Recorded data

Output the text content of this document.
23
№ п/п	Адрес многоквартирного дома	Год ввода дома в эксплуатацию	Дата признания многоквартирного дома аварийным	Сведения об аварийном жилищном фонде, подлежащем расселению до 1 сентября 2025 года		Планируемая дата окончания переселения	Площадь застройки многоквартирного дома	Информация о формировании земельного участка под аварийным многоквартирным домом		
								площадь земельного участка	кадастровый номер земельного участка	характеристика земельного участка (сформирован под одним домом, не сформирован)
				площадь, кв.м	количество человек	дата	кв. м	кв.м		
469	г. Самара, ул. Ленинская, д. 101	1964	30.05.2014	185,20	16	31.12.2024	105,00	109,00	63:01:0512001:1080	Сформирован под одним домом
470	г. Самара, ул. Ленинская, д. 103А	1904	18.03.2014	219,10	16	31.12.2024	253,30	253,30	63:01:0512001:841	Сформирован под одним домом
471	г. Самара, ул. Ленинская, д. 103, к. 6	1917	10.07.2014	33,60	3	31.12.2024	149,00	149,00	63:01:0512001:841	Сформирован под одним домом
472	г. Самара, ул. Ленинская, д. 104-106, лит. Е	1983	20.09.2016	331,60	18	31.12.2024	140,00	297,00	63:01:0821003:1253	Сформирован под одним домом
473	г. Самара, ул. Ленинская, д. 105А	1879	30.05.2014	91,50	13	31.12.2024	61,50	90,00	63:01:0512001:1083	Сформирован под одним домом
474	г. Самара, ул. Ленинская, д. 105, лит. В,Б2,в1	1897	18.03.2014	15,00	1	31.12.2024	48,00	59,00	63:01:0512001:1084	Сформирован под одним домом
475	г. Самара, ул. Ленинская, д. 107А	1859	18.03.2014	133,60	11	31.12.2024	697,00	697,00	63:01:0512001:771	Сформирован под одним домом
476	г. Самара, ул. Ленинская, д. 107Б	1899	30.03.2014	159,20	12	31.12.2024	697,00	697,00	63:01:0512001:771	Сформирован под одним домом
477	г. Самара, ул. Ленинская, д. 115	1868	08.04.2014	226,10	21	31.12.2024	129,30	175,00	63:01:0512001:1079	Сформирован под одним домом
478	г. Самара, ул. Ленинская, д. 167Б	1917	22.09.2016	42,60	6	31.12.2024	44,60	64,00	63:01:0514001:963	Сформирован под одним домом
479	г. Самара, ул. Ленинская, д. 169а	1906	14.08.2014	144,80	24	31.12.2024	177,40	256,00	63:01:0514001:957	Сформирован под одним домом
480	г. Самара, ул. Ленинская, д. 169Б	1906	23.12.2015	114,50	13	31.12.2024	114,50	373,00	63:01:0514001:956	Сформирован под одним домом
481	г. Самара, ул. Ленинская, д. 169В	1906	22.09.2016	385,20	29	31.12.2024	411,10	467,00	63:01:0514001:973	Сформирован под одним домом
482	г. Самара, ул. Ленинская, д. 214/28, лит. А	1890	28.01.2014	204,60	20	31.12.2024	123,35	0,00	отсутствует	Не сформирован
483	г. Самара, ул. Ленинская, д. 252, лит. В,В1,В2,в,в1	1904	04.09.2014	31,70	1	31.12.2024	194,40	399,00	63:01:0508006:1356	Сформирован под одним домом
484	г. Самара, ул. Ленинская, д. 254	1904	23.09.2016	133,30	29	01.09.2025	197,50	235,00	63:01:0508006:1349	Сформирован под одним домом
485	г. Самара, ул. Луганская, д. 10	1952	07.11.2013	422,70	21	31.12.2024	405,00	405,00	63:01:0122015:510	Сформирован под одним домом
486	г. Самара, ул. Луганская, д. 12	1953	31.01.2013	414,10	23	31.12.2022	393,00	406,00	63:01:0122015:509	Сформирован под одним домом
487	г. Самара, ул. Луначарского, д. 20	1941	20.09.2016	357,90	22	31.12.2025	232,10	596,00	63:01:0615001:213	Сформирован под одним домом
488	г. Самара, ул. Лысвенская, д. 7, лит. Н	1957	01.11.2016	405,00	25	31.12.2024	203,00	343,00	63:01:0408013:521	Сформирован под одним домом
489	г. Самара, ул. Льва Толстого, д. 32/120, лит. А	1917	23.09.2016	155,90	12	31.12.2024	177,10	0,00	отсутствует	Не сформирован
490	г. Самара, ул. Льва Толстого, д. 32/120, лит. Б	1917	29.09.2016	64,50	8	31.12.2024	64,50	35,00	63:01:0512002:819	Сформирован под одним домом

### TASK DETAILS
Using the records above, list each line that includes "Льва".

### PROBLEM SOLUTION
489	г. Самара, ул. Льва Толстого, д. 32/120, лит. А	1917	23.09.2016	155,90	12	31.12.2024	177,10	0,00	отсутствует	Не сформирован
490	г. Самара, ул. Льва Толстого, д. 32/120, лит. Б	1917	29.09.2016	64,50	8	31.12.2024	64,50	35,00	63:01:0512002:819	Сформирован под одним домом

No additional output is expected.